Short exercise:
Locate and copy all lines bearing the word "patin".

Dataset entries:
········

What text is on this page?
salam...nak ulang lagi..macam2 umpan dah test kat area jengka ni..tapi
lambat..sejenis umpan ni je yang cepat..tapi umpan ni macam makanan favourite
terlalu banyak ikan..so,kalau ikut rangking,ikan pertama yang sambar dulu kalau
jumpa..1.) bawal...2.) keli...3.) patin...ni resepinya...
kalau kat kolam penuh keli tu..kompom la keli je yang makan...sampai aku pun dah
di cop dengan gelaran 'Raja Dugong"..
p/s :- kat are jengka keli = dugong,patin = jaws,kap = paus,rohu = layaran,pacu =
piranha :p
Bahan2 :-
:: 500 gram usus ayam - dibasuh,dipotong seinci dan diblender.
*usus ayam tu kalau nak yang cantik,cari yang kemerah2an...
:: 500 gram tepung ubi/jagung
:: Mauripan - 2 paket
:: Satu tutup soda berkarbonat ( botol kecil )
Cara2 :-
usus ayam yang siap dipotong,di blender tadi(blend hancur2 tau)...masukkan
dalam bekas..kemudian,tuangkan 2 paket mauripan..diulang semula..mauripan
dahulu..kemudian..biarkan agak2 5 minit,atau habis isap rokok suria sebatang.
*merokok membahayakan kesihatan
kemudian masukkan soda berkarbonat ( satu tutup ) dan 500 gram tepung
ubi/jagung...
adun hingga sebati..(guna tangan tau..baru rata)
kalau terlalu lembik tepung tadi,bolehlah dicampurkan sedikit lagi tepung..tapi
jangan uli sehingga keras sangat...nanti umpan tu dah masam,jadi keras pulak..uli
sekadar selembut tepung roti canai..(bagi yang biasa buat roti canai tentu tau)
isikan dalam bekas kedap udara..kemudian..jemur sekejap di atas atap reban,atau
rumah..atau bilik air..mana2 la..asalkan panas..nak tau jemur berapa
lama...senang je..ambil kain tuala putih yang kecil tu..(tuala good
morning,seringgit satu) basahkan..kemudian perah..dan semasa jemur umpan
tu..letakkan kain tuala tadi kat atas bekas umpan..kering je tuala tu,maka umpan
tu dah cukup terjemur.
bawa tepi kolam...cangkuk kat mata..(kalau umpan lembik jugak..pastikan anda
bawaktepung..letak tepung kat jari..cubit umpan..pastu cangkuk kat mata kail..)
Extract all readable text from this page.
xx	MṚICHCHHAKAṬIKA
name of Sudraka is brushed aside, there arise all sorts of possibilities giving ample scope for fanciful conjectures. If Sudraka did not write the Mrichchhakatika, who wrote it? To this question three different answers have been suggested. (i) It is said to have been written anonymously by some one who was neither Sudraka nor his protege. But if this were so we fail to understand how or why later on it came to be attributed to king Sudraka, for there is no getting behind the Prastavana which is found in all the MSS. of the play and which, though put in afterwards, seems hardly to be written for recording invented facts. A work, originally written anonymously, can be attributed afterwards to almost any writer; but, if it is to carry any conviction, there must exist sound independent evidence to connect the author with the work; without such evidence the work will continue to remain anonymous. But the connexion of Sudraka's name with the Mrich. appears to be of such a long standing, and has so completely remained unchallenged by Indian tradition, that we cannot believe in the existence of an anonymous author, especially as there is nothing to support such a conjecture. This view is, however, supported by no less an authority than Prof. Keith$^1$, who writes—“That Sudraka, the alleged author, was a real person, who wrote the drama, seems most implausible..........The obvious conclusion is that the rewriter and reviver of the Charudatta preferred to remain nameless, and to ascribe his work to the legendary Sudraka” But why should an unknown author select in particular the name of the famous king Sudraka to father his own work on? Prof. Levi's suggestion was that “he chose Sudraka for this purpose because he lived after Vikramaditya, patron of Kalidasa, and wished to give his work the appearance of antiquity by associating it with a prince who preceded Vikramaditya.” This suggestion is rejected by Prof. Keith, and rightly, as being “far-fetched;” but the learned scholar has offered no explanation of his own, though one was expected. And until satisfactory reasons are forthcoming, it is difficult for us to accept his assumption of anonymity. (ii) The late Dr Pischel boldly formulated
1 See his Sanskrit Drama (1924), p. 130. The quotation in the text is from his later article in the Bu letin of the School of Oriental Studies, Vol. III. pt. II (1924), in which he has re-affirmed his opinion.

········

Answer to the task:
jumpa..1.) bawal...2.) keli...3.) patin...ni resepinya...
p/s :- kat are jengka keli = dugong,patin = jaws,kap = paus,rohu = layaran,pacu =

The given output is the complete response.